Pictures do not belong in the copy; restate the records below word for word.

** START OF SOURCE DATA **

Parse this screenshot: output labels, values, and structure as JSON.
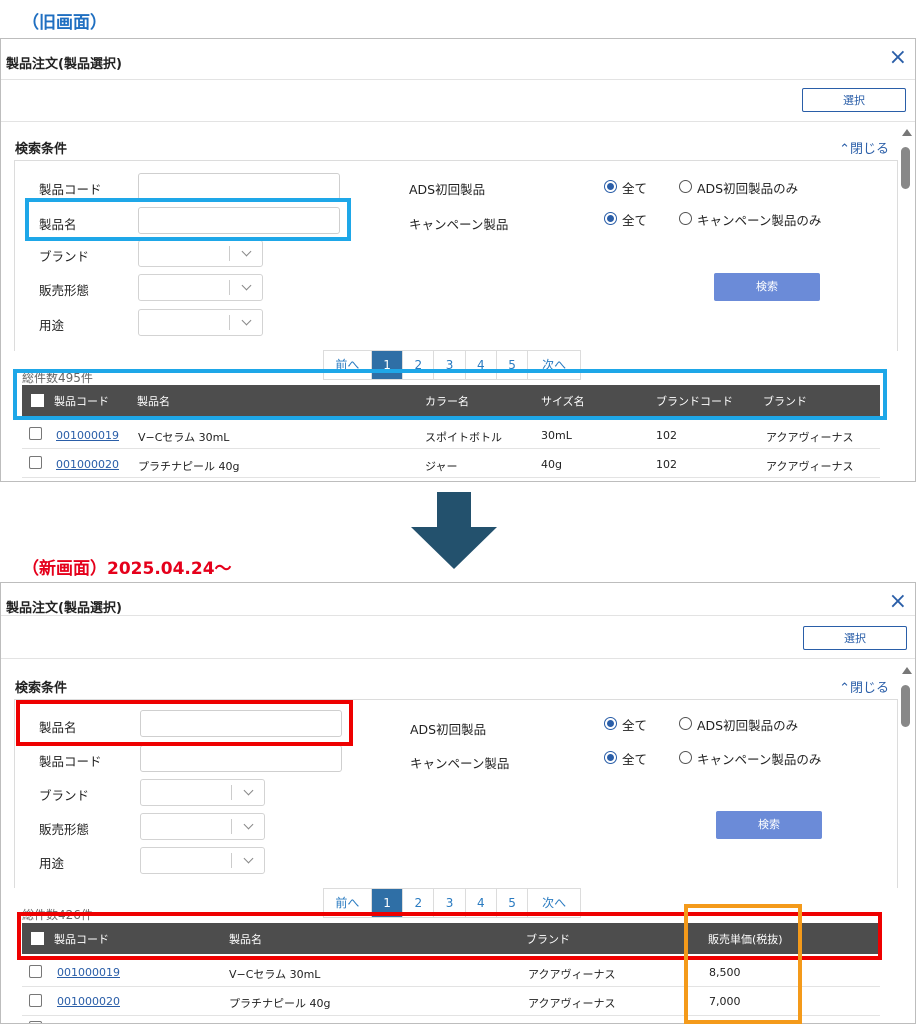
{
  "old_label": "（旧画面）",
  "new_label": "（新画面）2025.04.24～",
  "dialog": {
    "title": "製品注文(製品選択)",
    "close_icon": "×",
    "select_label": "選択",
    "search_title": "検索条件",
    "collapse_label": "閉じる",
    "search_button": "検索"
  },
  "form": {
    "product_code": "製品コード",
    "product_name": "製品名",
    "brand": "ブランド",
    "sales_form": "販売形態",
    "usage": "用途",
    "ads_first": "ADS初回製品",
    "campaign": "キャンペーン製品",
    "all": "全て",
    "ads_only": "ADS初回製品のみ",
    "campaign_only": "キャンペーン製品のみ"
  },
  "pagination": {
    "prev": "前へ",
    "pages": [
      "1",
      "2",
      "3",
      "4",
      "5"
    ],
    "next": "次へ"
  },
  "old_table": {
    "total": "総件数495件",
    "headers": [
      "製品コード",
      "製品名",
      "カラー名",
      "サイズ名",
      "ブランドコード",
      "ブランド"
    ],
    "rows": [
      [
        "001000019",
        "V−Cセラム 30mL",
        "スポイトボトル",
        "30mL",
        "102",
        "アクアヴィーナス"
      ],
      [
        "001000020",
        "プラチナピール 40g",
        "ジャー",
        "40g",
        "102",
        "アクアヴィーナス"
      ]
    ]
  },
  "new_table": {
    "total": "総件数426件",
    "headers": [
      "製品コード",
      "製品名",
      "ブランド",
      "販売単価(税抜)"
    ],
    "rows": [
      [
        "001000019",
        "V−Cセラム 30mL",
        "アクアヴィーナス",
        "8,500"
      ],
      [
        "001000020",
        "プラチナピール 40g",
        "アクアヴィーナス",
        "7,000"
      ]
    ]
  },
  "colors": {
    "old_label": "#1f6fc1",
    "new_label": "#e5001b",
    "highlight_blue": "#1ea7e8",
    "highlight_red": "#ee0000",
    "highlight_orange": "#f49a1a",
    "arrow": "#23516d"
  }
}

** END OF SOURCE DATA **

• COMPLETED TASK:
Parse this screenshot: output labels, values, and structure as JSON.
{
  "old_label": "（旧画面）",
  "new_label": "（新画面）2025.04.24～",
  "dialog": {
    "title": "製品注文(製品選択)",
    "close_icon": "×",
    "select_label": "選択",
    "search_title": "検索条件",
    "collapse_label": "閉じる",
    "search_button": "検索"
  },
  "form": {
    "product_code": "製品コード",
    "product_name": "製品名",
    "brand": "ブランド",
    "sales_form": "販売形態",
    "usage": "用途",
    "ads_first": "ADS初回製品",
    "campaign": "キャンペーン製品",
    "all": "全て",
    "ads_only": "ADS初回製品のみ",
    "campaign_only": "キャンペーン製品のみ"
  },
  "pagination": {
    "prev": "前へ",
    "pages": [
      "1",
      "2",
      "3",
      "4",
      "5"
    ],
    "next": "次へ"
  },
  "old_table": {
    "total": "総件数495件",
    "headers": [
      "製品コード",
      "製品名",
      "カラー名",
      "サイズ名",
      "ブランドコード",
      "ブランド"
    ],
    "rows": [
      [
        "001000019",
        "V−Cセラム 30mL",
        "スポイトボトル",
        "30mL",
        "102",
        "アクアヴィーナス"
      ],
      [
        "001000020",
        "プラチナピール 40g",
        "ジャー",
        "40g",
        "102",
        "アクアヴィーナス"
      ]
    ]
  },
  "new_table": {
    "total": "総件数426件",
    "headers": [
      "製品コード",
      "製品名",
      "ブランド",
      "販売単価(税抜)"
    ],
    "rows": [
      [
        "001000019",
        "V−Cセラム 30mL",
        "アクアヴィーナス",
        "8,500"
      ],
      [
        "001000020",
        "プラチナピール 40g",
        "アクアヴィーナス",
        "7,000"
      ]
    ]
  },
  "colors": {
    "old_label": "#1f6fc1",
    "new_label": "#e5001b",
    "highlight_blue": "#1ea7e8",
    "highlight_red": "#ee0000",
    "highlight_orange": "#f49a1a",
    "arrow": "#23516d"
  }
}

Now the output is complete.